# [Opdrachten]
• 1. Beantwoord over het forumdraadje over taai slijm:
(a) Op welke datum ging luwikie1971 naar de dokterswacht?
(b) Hoe heet de nieuwe spray die parfum kreeg?
(c) Van welke sprays krijgt parfum steeds bloedneuzen?
• 2. Haal uit het forumdraadje over taai slijm letterlijk het stuk vanaf "Ik heb exact" tot en met "te gaan werken.".

# [Fragment]

###

# Ziektes & Aandoeningen > Keel, neus, oor >  Taai slijm

## luwikie1971

Hallo
Ik maak teveel slijm aan in mijn keel kan heel slecht tegen andere mensen die roken zelf nog nooit gerookt haarlak spuitbus doedorant verstuiver parfum wat kan ik hier tegen doen moet morgen een afspraak maken met de huisarts voor een allergietest want ik ben zaterdagavond 19 -11-2011 naar de dokterswacht geweest en medicatie gekregen almeer een jaar last van deze klatchen echt lastig ik heb ook al een neusspray helpt wel een beetje.

----------


## parfum

Ik heb exact hetzelfde probleem en ben overal allergisch voor, ook ik heb al jarenlang neussprays om die klachten tegen te gaan, maar van die sprays krijg ik steeds bloedneuzen, nu kreeg ik een nieuw soort spray genaamd Allergodil, ik gebruik dit nu bijna 4 weken en het lijkt iets te gaan werken.
Over het algemeen is het zo dat je sprays al meerdere maanden moet gebruiken wil je er resultaat van bemerken, dus je moet nog wel even geduld hebben als je het pas sinds 19-11-11 gebruikt, dan kan het nog niet werken.\
Ik wens je veel succes toe.

----------

###

# [Gegeven rijen]
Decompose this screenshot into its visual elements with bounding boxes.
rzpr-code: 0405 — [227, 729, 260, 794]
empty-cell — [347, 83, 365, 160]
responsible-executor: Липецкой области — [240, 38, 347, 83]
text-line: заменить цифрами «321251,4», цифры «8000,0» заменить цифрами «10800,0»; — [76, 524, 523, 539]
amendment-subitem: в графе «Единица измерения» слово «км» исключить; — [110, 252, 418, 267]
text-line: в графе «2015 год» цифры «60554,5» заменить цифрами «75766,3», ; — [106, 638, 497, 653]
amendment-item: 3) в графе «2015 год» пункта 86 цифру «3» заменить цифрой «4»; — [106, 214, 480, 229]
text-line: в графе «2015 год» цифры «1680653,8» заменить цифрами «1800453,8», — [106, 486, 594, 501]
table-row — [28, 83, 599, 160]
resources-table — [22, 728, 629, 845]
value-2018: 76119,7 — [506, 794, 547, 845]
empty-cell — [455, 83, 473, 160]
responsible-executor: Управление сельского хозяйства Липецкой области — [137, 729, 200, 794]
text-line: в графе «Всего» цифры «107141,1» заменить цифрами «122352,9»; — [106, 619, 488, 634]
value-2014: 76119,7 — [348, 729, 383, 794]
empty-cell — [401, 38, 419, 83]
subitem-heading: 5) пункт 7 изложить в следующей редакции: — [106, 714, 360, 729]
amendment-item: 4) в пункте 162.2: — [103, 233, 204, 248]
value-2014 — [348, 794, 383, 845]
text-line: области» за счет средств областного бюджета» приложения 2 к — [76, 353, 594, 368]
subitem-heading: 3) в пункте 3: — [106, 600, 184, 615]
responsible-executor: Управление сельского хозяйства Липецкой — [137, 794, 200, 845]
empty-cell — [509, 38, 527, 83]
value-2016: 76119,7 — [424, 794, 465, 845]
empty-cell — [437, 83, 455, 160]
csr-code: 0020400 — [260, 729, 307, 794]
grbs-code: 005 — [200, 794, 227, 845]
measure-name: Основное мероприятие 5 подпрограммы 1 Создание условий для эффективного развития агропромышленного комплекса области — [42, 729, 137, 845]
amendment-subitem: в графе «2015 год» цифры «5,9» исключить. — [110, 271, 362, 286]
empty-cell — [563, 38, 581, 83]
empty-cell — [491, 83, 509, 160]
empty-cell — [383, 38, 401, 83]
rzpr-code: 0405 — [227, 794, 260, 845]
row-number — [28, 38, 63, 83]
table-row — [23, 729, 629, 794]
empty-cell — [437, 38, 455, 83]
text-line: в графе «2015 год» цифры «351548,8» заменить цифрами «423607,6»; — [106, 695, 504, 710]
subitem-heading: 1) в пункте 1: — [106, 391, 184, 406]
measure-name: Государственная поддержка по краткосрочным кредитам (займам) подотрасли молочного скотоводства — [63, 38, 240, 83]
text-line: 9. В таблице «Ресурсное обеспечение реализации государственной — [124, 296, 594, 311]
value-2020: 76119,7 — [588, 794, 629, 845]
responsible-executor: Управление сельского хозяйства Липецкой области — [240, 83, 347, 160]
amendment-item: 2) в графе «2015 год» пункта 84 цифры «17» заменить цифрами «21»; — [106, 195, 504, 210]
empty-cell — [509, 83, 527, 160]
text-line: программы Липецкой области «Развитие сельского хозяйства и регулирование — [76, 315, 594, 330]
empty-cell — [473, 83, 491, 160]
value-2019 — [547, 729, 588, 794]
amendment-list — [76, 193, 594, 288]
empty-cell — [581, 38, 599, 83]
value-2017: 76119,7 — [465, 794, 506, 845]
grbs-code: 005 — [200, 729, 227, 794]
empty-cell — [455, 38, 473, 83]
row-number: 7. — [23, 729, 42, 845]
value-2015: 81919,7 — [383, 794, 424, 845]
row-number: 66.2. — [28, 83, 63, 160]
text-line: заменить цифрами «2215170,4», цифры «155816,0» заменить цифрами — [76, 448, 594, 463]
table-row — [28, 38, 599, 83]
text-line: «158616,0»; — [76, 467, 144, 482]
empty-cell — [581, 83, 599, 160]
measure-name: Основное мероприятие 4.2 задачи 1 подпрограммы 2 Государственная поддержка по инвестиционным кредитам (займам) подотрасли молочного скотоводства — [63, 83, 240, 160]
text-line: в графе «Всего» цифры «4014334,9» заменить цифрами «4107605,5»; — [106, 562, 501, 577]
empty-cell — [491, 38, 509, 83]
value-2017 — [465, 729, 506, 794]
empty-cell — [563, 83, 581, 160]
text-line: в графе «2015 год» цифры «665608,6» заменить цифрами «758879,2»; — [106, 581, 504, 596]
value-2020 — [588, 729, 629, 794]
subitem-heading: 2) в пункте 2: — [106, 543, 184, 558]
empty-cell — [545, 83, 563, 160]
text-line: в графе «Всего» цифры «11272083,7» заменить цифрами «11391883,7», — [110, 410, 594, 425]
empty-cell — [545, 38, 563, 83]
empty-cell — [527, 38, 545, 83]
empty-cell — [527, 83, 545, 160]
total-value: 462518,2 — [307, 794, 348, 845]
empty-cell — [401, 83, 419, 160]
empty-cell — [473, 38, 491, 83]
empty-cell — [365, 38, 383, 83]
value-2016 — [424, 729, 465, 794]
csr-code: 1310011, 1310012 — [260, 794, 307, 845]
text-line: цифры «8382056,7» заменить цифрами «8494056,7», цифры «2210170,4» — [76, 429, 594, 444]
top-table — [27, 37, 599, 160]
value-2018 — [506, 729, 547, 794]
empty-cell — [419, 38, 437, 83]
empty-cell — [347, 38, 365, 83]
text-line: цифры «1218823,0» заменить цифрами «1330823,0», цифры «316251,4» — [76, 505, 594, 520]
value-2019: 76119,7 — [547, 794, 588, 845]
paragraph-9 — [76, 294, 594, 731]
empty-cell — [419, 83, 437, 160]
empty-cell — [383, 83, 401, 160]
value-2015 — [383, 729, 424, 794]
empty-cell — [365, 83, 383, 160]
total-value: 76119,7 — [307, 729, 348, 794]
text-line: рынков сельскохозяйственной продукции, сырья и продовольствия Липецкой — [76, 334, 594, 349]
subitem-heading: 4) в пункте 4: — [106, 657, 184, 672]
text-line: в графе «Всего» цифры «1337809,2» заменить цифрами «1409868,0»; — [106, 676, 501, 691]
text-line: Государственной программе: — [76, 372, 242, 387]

###

# [Antwoorden per opdracht]
• 1.
(a) Op zaterdagavond 19-11-2011.
(b) Allergodil.
(c) Van de neussprays die parfum al jarenlang tegen de klachten gebruikt.

• 2.
Ik heb exact hetzelfde probleem en ben overal allergisch voor, ook ik heb al jarenlang neussprays om die klachten tegen te gaan, maar van die sprays krijg ik steeds bloedneuzen, nu kreeg ik een nieuw soort spray genaamd Allergodil, ik gebruik dit nu bijna 4 weken en het lijkt iets te gaan werken.